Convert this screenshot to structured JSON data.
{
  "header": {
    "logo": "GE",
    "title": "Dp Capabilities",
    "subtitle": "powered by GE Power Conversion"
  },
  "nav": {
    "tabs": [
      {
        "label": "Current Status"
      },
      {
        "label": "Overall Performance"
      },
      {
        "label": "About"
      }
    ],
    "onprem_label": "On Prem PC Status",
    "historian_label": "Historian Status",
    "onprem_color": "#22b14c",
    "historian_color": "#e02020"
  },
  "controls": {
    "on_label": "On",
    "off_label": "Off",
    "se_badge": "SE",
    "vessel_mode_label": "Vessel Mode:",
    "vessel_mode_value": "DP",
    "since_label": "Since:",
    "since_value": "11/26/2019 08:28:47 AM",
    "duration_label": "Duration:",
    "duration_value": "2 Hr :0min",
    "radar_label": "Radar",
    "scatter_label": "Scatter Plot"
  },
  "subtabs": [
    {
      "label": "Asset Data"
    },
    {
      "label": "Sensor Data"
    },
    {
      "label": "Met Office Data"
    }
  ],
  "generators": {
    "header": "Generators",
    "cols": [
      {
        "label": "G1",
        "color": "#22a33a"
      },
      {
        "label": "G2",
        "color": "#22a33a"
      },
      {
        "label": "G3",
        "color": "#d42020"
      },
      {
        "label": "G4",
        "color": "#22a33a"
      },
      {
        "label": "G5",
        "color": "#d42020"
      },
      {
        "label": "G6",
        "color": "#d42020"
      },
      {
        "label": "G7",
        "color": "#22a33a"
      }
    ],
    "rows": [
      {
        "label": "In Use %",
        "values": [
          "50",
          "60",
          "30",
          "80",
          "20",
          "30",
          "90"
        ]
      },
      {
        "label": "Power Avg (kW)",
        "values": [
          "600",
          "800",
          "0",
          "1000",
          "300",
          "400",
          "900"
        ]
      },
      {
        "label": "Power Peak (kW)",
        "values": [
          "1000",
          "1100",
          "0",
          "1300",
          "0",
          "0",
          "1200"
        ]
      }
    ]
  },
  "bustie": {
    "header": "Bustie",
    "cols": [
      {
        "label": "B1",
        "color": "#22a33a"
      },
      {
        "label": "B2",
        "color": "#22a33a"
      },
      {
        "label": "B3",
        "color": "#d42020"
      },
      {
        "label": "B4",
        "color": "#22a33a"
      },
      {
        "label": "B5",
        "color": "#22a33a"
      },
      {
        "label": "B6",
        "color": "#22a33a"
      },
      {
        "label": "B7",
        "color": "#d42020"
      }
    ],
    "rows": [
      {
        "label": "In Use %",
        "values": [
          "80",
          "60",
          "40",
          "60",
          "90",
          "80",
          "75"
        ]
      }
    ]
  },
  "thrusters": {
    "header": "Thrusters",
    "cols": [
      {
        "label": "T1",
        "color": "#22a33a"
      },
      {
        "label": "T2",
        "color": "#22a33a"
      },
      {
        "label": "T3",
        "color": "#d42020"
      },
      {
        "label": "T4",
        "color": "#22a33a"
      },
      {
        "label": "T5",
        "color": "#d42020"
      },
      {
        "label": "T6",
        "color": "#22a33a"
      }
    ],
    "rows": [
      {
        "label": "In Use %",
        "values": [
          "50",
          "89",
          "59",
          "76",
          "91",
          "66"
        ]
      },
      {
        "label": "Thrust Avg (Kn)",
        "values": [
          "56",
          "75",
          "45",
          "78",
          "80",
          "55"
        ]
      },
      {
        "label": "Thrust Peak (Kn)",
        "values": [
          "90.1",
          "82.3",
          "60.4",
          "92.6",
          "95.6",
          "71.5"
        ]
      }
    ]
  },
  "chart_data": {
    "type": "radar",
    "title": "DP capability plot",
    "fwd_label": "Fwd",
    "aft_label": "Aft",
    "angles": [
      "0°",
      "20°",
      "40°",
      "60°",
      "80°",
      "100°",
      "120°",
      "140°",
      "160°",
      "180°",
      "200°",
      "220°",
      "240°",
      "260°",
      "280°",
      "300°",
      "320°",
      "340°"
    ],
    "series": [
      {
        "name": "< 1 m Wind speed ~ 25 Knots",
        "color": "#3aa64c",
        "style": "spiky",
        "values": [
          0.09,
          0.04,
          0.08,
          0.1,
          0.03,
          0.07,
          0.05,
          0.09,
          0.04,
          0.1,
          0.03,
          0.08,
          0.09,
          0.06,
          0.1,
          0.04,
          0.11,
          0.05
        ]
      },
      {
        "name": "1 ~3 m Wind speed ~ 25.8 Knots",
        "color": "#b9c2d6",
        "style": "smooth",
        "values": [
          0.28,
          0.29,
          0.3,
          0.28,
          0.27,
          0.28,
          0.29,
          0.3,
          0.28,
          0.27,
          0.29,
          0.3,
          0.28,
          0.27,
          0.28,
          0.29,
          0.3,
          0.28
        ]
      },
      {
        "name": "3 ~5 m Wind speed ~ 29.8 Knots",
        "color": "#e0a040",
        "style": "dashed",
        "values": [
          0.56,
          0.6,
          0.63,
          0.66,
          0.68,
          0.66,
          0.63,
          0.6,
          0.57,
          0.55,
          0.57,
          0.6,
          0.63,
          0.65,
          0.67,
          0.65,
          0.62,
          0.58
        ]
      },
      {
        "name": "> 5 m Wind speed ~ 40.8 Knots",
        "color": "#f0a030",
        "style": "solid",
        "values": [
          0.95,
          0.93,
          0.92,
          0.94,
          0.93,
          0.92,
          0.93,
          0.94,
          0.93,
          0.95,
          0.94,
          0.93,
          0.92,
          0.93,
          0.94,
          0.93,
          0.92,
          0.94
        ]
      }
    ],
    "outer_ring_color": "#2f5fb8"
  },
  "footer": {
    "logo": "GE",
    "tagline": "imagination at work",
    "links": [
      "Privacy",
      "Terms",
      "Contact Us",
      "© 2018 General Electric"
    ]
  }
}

-=-=-

• WHAT THE EXERCISE ASKS
Look through the entries above; copy every line holding the string "Power".

• FINAL RESULT
    "subtitle": "powered by GE Power Conversion"
        "label": "Power Avg (kW)",
        "label": "Power Peak (kW)",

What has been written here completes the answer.